__THE DATA__

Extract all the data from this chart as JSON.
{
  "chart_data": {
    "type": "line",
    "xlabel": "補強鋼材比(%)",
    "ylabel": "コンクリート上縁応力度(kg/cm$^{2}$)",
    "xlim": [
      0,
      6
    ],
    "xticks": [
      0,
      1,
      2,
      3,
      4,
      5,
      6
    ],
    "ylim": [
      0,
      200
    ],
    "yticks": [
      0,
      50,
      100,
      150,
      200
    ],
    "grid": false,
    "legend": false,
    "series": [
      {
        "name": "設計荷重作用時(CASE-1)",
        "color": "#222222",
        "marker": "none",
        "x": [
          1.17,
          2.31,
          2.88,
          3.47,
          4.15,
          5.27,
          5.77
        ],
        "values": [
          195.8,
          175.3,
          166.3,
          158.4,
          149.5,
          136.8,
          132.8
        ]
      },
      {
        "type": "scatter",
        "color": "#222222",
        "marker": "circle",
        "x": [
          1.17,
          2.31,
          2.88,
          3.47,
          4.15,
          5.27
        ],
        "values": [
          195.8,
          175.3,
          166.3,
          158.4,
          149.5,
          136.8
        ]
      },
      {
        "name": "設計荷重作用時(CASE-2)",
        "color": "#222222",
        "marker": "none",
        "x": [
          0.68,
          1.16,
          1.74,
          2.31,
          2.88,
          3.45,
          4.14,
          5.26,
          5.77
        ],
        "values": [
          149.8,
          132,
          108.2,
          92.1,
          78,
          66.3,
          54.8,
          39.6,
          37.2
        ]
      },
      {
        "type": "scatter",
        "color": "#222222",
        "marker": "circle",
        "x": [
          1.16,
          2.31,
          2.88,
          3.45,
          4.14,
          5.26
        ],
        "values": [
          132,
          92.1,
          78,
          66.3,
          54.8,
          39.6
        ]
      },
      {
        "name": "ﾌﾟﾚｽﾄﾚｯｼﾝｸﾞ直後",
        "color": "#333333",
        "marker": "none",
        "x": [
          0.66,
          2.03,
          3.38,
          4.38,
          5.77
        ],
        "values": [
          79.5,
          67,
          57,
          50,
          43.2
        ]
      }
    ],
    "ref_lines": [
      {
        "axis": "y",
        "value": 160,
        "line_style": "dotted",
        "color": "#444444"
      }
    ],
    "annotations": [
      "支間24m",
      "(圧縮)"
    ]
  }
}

__TO BE DONE__
Take the lines above and retype all of them exactly.

__WRITTEN ANSWER__
Extract all the data from this chart as JSON.
{
  "chart_data": {
    "type": "line",
    "xlabel": "補強鋼材比(%)",
    "ylabel": "コンクリート上縁応力度(kg/cm$^{2}$)",
    "xlim": [
      0,
      6
    ],
    "xticks": [
      0,
      1,
      2,
      3,
      4,
      5,
      6
    ],
    "ylim": [
      0,
      200
    ],
    "yticks": [
      0,
      50,
      100,
      150,
      200
    ],
    "grid": false,
    "legend": false,
    "series": [
      {
        "name": "設計荷重作用時(CASE-1)",
        "color": "#222222",
        "marker": "none",
        "x": [
          1.17,
          2.31,
          2.88,
          3.47,
          4.15,
          5.27,
          5.77
        ],
        "values": [
          195.8,
          175.3,
          166.3,
          158.4,
          149.5,
          136.8,
          132.8
        ]
      },
      {
        "type": "scatter",
        "color": "#222222",
        "marker": "circle",
        "x": [
          1.17,
          2.31,
          2.88,
          3.47,
          4.15,
          5.27
        ],
        "values": [
          195.8,
          175.3,
          166.3,
          158.4,
          149.5,
          136.8
        ]
      },
      {
        "name": "設計荷重作用時(CASE-2)",
        "color": "#222222",
        "marker": "none",
        "x": [
          0.68,
          1.16,
          1.74,
          2.31,
          2.88,
          3.45,
          4.14,
          5.26,
          5.77
        ],
        "values": [
          149.8,
          132,
          108.2,
          92.1,
          78,
          66.3,
          54.8,
          39.6,
          37.2
        ]
      },
      {
        "type": "scatter",
        "color": "#222222",
        "marker": "circle",
        "x": [
          1.16,
          2.31,
          2.88,
          3.45,
          4.14,
          5.26
        ],
        "values": [
          132,
          92.1,
          78,
          66.3,
          54.8,
          39.6
        ]
      },
      {
        "name": "ﾌﾟﾚｽﾄﾚｯｼﾝｸﾞ直後",
        "color": "#333333",
        "marker": "none",
        "x": [
          0.66,
          2.03,
          3.38,
          4.38,
          5.77
        ],
        "values": [
          79.5,
          67,
          57,
          50,
          43.2
        ]
      }
    ],
    "ref_lines": [
      {
        "axis": "y",
        "value": 160,
        "line_style": "dotted",
        "color": "#444444"
      }
    ],
    "annotations": [
      "支間24m",
      "(圧縮)"
    ]
  }
}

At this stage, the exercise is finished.